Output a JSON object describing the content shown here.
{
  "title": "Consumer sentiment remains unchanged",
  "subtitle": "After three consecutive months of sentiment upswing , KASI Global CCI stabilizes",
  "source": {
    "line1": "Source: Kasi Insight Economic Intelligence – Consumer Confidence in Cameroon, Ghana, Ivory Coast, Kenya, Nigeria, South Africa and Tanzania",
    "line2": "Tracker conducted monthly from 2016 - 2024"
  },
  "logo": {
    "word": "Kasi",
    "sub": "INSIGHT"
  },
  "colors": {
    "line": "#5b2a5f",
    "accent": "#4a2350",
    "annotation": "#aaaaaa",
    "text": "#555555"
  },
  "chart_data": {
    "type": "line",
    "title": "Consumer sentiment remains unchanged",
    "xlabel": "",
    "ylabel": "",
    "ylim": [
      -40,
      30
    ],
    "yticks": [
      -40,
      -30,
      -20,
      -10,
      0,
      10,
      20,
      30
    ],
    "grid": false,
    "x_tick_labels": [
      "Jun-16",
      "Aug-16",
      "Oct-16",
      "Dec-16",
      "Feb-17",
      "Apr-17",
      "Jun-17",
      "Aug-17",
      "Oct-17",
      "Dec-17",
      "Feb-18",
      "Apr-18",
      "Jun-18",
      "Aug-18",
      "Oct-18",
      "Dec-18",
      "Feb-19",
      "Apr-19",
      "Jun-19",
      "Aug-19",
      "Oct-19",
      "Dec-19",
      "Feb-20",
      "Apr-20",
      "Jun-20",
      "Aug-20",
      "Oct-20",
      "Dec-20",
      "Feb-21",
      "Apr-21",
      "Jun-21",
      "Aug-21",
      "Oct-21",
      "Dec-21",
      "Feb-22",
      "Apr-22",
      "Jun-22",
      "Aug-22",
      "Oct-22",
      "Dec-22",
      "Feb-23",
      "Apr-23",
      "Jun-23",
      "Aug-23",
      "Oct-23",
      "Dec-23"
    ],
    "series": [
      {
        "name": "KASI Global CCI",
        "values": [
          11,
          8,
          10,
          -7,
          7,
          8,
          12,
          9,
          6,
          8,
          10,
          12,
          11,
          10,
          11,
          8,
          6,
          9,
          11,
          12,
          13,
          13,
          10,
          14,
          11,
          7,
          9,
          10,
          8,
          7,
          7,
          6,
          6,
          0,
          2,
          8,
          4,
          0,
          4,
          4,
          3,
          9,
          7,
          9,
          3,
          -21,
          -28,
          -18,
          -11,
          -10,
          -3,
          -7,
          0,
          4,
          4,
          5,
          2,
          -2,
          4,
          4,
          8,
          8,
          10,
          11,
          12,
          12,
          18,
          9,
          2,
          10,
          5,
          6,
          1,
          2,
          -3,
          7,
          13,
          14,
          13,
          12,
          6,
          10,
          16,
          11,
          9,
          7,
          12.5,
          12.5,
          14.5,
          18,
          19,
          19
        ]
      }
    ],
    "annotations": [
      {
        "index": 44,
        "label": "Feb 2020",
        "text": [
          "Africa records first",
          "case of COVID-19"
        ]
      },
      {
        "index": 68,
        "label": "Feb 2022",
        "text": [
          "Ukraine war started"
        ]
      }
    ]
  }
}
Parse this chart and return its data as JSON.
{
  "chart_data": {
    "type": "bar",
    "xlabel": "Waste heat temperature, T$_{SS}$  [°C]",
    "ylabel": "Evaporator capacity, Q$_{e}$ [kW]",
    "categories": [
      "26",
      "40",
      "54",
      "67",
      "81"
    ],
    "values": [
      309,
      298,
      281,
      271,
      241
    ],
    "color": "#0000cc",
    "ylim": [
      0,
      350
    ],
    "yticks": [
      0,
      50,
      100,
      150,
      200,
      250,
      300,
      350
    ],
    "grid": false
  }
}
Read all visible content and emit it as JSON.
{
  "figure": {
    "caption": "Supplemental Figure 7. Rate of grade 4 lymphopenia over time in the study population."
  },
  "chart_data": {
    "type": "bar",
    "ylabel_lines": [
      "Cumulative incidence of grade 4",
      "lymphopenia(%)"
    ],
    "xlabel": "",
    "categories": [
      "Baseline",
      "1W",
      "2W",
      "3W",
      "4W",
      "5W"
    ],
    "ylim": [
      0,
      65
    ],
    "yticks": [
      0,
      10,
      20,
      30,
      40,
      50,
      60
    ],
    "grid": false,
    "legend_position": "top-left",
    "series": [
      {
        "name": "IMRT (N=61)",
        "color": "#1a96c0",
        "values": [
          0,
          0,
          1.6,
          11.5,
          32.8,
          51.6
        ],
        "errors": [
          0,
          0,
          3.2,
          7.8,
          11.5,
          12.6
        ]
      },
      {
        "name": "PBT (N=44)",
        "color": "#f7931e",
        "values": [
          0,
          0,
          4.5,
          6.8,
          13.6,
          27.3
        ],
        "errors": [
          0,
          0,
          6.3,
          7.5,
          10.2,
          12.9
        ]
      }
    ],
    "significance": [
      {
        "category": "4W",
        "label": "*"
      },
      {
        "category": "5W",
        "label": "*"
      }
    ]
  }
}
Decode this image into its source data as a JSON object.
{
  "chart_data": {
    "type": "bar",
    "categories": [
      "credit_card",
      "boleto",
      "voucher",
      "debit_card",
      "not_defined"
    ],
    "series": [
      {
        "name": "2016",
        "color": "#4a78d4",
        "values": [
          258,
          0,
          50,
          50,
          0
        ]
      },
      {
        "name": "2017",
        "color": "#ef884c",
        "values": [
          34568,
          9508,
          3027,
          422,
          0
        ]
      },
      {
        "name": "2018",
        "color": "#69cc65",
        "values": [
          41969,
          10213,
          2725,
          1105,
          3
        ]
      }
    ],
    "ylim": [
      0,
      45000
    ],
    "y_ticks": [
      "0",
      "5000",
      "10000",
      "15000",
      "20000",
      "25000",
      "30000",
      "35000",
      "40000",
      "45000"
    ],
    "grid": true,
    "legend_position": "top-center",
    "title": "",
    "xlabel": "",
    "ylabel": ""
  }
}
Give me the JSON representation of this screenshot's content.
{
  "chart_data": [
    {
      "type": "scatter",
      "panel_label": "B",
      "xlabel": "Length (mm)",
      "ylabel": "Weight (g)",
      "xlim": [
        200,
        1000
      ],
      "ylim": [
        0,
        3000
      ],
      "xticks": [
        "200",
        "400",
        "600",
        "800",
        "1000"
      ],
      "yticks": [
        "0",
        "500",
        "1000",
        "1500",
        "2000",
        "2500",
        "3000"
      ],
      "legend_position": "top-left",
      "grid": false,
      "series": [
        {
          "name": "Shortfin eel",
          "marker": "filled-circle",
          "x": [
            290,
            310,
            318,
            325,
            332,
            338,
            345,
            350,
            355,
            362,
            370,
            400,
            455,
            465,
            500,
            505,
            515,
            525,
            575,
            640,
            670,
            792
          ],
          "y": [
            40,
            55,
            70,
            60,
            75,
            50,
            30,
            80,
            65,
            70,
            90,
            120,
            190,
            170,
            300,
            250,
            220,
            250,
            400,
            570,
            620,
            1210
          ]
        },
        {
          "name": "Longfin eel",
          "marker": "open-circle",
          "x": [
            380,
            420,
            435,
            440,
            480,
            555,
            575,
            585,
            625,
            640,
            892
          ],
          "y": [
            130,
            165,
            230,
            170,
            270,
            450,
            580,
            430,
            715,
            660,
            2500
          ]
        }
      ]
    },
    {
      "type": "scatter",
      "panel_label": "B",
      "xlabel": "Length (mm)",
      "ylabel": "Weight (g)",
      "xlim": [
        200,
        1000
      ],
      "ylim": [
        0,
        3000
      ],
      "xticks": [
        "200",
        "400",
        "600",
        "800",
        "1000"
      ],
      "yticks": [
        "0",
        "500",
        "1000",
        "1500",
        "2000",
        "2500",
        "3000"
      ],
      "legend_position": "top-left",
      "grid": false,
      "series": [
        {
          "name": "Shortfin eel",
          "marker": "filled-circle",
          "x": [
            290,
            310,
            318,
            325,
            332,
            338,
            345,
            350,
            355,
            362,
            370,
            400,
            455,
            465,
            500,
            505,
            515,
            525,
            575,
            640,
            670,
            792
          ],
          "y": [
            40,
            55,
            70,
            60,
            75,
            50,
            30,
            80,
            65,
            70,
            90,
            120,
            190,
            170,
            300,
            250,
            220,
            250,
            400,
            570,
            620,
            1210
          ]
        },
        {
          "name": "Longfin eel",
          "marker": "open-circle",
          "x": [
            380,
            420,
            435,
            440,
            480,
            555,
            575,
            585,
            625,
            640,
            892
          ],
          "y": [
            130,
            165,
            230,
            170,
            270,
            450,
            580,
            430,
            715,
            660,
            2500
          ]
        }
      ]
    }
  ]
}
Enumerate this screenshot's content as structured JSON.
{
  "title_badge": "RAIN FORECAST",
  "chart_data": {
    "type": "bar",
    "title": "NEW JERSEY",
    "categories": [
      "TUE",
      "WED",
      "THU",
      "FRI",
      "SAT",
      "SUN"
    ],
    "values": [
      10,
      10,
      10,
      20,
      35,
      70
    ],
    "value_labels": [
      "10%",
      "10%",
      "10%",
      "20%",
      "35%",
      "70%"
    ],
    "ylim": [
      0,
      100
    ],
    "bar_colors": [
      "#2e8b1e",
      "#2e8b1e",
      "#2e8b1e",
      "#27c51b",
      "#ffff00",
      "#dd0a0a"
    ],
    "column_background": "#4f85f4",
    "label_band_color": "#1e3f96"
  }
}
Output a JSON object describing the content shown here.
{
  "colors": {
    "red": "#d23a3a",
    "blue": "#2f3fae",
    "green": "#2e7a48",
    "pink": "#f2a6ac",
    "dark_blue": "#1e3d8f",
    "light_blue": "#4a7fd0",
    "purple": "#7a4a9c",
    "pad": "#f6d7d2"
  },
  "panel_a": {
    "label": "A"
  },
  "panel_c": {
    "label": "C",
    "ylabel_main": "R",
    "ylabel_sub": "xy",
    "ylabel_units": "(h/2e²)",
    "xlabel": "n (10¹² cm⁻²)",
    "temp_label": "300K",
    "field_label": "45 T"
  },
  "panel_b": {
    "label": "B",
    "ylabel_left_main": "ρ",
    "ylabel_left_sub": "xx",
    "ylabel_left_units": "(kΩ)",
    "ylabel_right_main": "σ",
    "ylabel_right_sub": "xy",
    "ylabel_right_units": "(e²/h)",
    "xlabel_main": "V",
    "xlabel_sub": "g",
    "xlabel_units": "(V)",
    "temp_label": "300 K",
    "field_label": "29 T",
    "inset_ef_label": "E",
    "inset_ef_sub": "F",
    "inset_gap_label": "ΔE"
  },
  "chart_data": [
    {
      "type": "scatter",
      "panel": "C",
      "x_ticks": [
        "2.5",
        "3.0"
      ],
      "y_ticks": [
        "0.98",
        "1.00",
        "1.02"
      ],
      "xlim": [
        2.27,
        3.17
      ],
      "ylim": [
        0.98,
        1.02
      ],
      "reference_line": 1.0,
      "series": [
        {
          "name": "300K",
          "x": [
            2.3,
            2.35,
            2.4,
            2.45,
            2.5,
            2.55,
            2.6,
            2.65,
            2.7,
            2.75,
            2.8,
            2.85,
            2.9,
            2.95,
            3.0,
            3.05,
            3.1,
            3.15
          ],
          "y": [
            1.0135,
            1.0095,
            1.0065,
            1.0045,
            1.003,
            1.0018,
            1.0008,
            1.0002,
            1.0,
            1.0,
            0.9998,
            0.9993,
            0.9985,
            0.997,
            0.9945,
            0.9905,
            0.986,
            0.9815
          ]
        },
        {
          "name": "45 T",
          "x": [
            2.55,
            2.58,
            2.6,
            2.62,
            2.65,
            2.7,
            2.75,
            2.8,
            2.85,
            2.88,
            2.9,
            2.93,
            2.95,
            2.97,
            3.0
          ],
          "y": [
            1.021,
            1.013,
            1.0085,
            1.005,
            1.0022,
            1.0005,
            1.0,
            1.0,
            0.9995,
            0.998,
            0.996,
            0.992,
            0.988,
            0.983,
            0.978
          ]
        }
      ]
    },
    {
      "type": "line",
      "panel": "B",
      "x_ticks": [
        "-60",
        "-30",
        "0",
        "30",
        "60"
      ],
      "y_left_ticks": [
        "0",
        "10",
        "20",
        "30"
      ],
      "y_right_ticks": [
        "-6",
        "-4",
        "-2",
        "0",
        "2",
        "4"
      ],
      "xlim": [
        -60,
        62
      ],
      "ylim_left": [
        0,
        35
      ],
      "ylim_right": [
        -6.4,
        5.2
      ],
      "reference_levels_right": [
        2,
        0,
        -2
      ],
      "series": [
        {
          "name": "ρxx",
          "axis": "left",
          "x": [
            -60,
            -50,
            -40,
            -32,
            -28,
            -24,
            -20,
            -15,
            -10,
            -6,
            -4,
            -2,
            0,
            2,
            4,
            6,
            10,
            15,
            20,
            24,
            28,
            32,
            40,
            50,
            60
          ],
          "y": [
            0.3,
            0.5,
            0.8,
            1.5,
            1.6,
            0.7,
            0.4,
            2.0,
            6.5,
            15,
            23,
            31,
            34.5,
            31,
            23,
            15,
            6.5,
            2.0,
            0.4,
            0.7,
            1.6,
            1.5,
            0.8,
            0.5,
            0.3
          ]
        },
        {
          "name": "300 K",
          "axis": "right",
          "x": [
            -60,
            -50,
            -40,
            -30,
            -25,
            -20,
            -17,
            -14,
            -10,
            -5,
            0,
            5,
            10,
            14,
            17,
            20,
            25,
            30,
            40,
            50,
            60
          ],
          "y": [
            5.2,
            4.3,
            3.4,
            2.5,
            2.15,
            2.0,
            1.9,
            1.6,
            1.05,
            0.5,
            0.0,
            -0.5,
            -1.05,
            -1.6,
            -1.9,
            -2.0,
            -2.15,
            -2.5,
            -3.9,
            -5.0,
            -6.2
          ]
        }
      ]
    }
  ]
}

• [Task to carry out] Only a number is wanted: how many lines of the material include the word "sentiment".

• [Result of the task] 3